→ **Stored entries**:
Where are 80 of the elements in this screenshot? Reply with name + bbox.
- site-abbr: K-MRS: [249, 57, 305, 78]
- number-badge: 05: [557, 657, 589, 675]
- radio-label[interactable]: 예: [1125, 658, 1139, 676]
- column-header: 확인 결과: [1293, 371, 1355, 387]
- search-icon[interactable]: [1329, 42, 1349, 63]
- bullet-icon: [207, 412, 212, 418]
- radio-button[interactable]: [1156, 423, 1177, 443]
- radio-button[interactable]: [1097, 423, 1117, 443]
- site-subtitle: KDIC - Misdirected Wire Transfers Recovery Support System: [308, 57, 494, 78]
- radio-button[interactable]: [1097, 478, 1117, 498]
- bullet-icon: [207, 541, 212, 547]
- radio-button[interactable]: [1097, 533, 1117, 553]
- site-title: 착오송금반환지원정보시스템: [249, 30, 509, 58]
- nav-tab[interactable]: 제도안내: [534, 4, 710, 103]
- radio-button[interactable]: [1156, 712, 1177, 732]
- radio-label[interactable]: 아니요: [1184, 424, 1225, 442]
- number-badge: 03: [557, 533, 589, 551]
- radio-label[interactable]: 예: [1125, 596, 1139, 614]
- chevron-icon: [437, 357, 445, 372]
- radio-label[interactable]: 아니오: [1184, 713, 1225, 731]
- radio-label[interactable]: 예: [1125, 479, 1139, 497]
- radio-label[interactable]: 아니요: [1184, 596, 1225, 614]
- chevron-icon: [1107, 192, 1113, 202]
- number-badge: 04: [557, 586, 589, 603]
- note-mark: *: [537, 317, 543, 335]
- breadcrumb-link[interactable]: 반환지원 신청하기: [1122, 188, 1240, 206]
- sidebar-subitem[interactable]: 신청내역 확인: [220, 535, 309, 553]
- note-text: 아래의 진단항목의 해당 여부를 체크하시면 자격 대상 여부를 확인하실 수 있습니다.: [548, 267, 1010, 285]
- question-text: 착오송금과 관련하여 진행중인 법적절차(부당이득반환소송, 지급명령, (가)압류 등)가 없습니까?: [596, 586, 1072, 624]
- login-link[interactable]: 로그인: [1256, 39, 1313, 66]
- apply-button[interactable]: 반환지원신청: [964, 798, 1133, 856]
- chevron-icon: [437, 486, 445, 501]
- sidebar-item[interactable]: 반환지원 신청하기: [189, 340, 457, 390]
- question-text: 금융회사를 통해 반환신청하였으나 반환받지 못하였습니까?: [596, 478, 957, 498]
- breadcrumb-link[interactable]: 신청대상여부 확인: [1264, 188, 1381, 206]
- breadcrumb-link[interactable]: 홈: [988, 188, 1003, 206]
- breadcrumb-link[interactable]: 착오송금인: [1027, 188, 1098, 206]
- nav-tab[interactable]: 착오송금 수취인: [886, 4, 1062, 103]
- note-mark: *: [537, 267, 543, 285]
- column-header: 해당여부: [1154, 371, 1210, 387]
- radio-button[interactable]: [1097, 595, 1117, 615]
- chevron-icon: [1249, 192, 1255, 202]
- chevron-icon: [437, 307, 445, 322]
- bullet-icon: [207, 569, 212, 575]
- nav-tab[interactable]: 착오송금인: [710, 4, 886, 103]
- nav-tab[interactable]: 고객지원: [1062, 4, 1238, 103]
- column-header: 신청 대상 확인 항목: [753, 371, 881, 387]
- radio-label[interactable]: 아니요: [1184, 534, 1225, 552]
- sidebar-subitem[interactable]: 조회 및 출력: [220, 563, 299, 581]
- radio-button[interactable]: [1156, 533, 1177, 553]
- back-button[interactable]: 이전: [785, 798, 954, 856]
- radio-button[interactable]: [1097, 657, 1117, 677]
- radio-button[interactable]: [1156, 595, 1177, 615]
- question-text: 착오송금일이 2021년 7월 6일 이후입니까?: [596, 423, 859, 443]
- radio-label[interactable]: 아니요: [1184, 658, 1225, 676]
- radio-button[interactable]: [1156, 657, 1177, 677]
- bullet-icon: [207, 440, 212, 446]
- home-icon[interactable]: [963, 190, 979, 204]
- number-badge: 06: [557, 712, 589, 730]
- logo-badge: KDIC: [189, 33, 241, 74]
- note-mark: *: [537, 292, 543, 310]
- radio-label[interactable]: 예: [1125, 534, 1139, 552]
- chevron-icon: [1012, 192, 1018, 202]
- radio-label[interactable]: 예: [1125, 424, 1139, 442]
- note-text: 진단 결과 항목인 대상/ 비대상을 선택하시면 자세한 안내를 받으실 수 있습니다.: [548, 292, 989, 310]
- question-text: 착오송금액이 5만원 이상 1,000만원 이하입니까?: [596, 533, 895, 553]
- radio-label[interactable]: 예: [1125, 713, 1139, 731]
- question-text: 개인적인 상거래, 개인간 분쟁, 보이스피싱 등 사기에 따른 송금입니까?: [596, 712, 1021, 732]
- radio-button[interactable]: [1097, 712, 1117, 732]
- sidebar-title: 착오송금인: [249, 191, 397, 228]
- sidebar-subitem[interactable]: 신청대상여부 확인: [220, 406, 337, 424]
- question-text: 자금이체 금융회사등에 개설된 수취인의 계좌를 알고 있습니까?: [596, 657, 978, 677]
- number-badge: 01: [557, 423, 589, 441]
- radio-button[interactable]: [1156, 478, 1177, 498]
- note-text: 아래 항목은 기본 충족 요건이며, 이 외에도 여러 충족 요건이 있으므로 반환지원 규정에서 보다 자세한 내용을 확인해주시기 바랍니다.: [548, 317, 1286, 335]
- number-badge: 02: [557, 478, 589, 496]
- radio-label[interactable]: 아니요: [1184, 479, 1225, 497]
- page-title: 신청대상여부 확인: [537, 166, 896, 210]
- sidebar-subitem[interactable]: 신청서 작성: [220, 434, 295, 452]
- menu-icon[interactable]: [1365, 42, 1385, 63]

→ **YOUR GOAL**: Copy every one of the stored entries above word for word, keeping each line unchanged.

→ **SOLUTION**:
Where are 80 of the elements in this screenshot? Reply with name + bbox.
- site-abbr: K-MRS: [249, 57, 305, 78]
- number-badge: 05: [557, 657, 589, 675]
- radio-label[interactable]: 예: [1125, 658, 1139, 676]
- column-header: 확인 결과: [1293, 371, 1355, 387]
- search-icon[interactable]: [1329, 42, 1349, 63]
- bullet-icon: [207, 412, 212, 418]
- radio-button[interactable]: [1156, 423, 1177, 443]
- radio-button[interactable]: [1097, 423, 1117, 443]
- site-subtitle: KDIC - Misdirected Wire Transfers Recovery Support System: [308, 57, 494, 78]
- radio-button[interactable]: [1097, 478, 1117, 498]
- bullet-icon: [207, 541, 212, 547]
- radio-button[interactable]: [1097, 533, 1117, 553]
- site-title: 착오송금반환지원정보시스템: [249, 30, 509, 58]
- nav-tab[interactable]: 제도안내: [534, 4, 710, 103]
- radio-button[interactable]: [1156, 712, 1177, 732]
- radio-label[interactable]: 아니요: [1184, 424, 1225, 442]
- number-badge: 03: [557, 533, 589, 551]
- radio-label[interactable]: 예: [1125, 596, 1139, 614]
- chevron-icon: [437, 357, 445, 372]
- radio-label[interactable]: 아니오: [1184, 713, 1225, 731]
- radio-label[interactable]: 예: [1125, 479, 1139, 497]
- radio-label[interactable]: 아니요: [1184, 596, 1225, 614]
- chevron-icon: [1107, 192, 1113, 202]
- number-badge: 04: [557, 586, 589, 603]
- note-mark: *: [537, 317, 543, 335]
- breadcrumb-link[interactable]: 반환지원 신청하기: [1122, 188, 1240, 206]
- sidebar-subitem[interactable]: 신청내역 확인: [220, 535, 309, 553]
- note-text: 아래의 진단항목의 해당 여부를 체크하시면 자격 대상 여부를 확인하실 수 있습니다.: [548, 267, 1010, 285]
- question-text: 착오송금과 관련하여 진행중인 법적절차(부당이득반환소송, 지급명령, (가)압류 등)가 없습니까?: [596, 586, 1072, 624]
- login-link[interactable]: 로그인: [1256, 39, 1313, 66]
- apply-button[interactable]: 반환지원신청: [964, 798, 1133, 856]
- chevron-icon: [437, 486, 445, 501]
- sidebar-item[interactable]: 반환지원 신청하기: [189, 340, 457, 390]
- question-text: 금융회사를 통해 반환신청하였으나 반환받지 못하였습니까?: [596, 478, 957, 498]
- breadcrumb-link[interactable]: 신청대상여부 확인: [1264, 188, 1381, 206]
- breadcrumb-link[interactable]: 홈: [988, 188, 1003, 206]
- breadcrumb-link[interactable]: 착오송금인: [1027, 188, 1098, 206]
- nav-tab[interactable]: 착오송금 수취인: [886, 4, 1062, 103]
- note-mark: *: [537, 267, 543, 285]
- column-header: 해당여부: [1154, 371, 1210, 387]
- radio-button[interactable]: [1097, 595, 1117, 615]
- chevron-icon: [1249, 192, 1255, 202]
- chevron-icon: [437, 307, 445, 322]
- bullet-icon: [207, 569, 212, 575]
- nav-tab[interactable]: 착오송금인: [710, 4, 886, 103]
- nav-tab[interactable]: 고객지원: [1062, 4, 1238, 103]
- column-header: 신청 대상 확인 항목: [753, 371, 881, 387]
- radio-label[interactable]: 아니요: [1184, 534, 1225, 552]
- sidebar-subitem[interactable]: 조회 및 출력: [220, 563, 299, 581]
- radio-button[interactable]: [1156, 533, 1177, 553]
- back-button[interactable]: 이전: [785, 798, 954, 856]
- radio-button[interactable]: [1097, 657, 1117, 677]
- radio-button[interactable]: [1156, 595, 1177, 615]
- question-text: 착오송금일이 2021년 7월 6일 이후입니까?: [596, 423, 859, 443]
- radio-label[interactable]: 아니요: [1184, 658, 1225, 676]
- radio-button[interactable]: [1156, 657, 1177, 677]
- bullet-icon: [207, 440, 212, 446]
- home-icon[interactable]: [963, 190, 979, 204]
- number-badge: 06: [557, 712, 589, 730]
- logo-badge: KDIC: [189, 33, 241, 74]
- note-mark: *: [537, 292, 543, 310]
- radio-label[interactable]: 예: [1125, 534, 1139, 552]
- chevron-icon: [1012, 192, 1018, 202]
- radio-label[interactable]: 예: [1125, 424, 1139, 442]
- note-text: 진단 결과 항목인 대상/ 비대상을 선택하시면 자세한 안내를 받으실 수 있습니다.: [548, 292, 989, 310]
- question-text: 착오송금액이 5만원 이상 1,000만원 이하입니까?: [596, 533, 895, 553]
- radio-label[interactable]: 예: [1125, 713, 1139, 731]
- question-text: 개인적인 상거래, 개인간 분쟁, 보이스피싱 등 사기에 따른 송금입니까?: [596, 712, 1021, 732]
- radio-button[interactable]: [1097, 712, 1117, 732]
- sidebar-title: 착오송금인: [249, 191, 397, 228]
- sidebar-subitem[interactable]: 신청대상여부 확인: [220, 406, 337, 424]
- question-text: 자금이체 금융회사등에 개설된 수취인의 계좌를 알고 있습니까?: [596, 657, 978, 677]
- number-badge: 01: [557, 423, 589, 441]
- radio-button[interactable]: [1156, 478, 1177, 498]
- note-text: 아래 항목은 기본 충족 요건이며, 이 외에도 여러 충족 요건이 있으므로 반환지원 규정에서 보다 자세한 내용을 확인해주시기 바랍니다.: [548, 317, 1286, 335]
- number-badge: 02: [557, 478, 589, 496]
- radio-label[interactable]: 아니요: [1184, 479, 1225, 497]
- page-title: 신청대상여부 확인: [537, 166, 896, 210]
- sidebar-subitem[interactable]: 신청서 작성: [220, 434, 295, 452]
- menu-icon[interactable]: [1365, 42, 1385, 63]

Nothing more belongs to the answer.